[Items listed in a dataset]
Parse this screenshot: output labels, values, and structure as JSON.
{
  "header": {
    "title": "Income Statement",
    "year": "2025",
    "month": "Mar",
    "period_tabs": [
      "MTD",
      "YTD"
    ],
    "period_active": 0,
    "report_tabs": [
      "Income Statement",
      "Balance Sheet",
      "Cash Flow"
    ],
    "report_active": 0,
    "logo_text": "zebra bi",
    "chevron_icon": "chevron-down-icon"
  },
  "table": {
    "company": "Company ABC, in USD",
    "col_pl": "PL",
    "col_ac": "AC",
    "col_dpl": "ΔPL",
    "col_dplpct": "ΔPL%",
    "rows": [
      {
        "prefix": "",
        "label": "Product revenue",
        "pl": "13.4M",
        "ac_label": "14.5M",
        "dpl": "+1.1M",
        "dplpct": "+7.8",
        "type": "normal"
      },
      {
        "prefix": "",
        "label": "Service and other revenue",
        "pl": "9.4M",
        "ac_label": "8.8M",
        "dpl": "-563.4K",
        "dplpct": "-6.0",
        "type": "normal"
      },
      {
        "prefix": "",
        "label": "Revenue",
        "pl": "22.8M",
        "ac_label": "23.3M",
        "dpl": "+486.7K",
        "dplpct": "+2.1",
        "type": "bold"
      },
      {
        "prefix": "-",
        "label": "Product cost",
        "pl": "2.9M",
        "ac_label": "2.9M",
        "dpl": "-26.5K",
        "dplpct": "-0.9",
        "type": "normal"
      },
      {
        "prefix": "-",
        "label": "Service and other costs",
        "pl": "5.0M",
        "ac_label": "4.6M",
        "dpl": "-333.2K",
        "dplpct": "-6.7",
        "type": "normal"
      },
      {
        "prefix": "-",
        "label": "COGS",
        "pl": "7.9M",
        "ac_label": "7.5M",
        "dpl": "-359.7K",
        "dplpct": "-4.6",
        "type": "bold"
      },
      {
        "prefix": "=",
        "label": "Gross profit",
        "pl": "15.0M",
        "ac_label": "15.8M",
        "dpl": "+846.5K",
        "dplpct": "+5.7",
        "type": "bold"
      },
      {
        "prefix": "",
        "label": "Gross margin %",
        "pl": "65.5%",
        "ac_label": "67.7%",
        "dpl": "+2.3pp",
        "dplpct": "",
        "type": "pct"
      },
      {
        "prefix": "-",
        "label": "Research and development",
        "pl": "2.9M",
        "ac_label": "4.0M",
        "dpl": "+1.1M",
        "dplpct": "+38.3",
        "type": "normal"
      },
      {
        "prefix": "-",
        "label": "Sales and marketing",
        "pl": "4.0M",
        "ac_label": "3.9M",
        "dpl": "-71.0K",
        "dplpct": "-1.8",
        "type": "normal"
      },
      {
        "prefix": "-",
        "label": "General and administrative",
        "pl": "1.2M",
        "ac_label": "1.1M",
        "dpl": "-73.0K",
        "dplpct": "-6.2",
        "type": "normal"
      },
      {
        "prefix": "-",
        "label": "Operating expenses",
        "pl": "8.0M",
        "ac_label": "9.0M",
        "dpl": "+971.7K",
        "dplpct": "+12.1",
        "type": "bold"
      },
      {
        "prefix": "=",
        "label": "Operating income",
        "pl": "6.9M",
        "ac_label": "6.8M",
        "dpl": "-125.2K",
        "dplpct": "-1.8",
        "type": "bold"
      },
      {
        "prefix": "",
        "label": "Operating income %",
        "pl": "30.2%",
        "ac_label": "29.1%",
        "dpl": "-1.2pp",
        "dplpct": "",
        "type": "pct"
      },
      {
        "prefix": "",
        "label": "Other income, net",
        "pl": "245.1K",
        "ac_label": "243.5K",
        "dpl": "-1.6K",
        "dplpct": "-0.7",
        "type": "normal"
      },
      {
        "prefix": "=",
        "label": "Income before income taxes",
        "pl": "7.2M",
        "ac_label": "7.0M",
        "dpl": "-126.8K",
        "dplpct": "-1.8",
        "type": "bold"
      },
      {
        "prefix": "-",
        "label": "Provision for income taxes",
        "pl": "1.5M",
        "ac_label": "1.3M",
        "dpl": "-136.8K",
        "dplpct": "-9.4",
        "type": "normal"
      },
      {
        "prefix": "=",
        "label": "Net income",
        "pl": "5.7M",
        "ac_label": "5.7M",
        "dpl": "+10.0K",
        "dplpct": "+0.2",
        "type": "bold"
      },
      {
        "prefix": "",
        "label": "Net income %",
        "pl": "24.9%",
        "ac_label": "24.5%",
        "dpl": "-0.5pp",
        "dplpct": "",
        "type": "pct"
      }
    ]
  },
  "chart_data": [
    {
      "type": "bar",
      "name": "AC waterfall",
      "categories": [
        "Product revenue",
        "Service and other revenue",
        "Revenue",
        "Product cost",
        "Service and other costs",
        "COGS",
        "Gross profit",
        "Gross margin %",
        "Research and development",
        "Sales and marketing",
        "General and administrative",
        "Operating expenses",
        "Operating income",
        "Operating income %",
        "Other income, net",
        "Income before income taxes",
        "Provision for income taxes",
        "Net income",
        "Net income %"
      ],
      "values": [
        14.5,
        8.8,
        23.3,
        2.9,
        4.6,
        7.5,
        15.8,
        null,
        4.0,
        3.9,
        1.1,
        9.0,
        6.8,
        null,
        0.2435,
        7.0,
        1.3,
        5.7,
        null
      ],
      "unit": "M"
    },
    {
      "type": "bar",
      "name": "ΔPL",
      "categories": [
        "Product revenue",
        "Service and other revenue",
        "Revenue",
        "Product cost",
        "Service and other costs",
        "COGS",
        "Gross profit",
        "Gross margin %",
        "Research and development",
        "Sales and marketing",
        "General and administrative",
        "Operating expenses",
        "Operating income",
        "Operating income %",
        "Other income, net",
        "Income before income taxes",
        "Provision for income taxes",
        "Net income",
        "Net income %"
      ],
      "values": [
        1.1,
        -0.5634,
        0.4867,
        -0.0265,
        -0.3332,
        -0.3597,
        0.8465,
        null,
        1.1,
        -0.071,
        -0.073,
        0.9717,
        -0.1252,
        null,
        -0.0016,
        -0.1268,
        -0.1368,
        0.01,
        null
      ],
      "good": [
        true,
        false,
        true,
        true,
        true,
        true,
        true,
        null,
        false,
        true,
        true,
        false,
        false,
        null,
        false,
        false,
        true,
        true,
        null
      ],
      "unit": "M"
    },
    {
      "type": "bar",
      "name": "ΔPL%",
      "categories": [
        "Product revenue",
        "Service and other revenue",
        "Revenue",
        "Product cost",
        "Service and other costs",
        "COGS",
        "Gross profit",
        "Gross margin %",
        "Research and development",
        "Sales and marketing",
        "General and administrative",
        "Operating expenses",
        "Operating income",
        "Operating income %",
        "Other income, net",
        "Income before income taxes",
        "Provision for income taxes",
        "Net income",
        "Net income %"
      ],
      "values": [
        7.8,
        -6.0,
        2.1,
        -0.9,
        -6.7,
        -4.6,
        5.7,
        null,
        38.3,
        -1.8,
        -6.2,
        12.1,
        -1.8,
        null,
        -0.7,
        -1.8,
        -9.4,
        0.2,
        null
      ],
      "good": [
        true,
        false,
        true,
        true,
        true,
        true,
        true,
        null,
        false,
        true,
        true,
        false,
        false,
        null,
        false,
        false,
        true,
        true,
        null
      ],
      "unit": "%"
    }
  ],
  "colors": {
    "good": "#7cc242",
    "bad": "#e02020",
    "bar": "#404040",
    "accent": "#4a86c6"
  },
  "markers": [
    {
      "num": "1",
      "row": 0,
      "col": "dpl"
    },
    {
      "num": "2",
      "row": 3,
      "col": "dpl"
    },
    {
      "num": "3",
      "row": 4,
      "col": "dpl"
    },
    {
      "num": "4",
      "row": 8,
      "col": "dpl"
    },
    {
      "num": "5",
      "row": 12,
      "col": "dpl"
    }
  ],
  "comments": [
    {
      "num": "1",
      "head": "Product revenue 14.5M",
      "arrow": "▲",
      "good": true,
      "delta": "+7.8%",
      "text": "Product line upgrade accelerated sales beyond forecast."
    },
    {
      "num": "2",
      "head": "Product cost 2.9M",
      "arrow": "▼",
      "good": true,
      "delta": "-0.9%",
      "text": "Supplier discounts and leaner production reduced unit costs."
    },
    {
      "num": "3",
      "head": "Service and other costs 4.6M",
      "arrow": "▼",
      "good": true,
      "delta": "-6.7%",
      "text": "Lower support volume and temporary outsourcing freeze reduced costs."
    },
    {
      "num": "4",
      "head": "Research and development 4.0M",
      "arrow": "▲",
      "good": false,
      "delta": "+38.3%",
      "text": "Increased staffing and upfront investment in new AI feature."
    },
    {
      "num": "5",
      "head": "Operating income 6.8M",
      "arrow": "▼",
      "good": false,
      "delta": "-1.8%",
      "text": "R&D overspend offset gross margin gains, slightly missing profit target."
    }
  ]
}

_Objective_
Gather all lines from the listing above in which "delta" occurs.

_Full solution_
      "delta": "+7.8%",
      "delta": "-0.9%",
      "delta": "-6.7%",
      "delta": "+38.3%",
      "delta": "-1.8%",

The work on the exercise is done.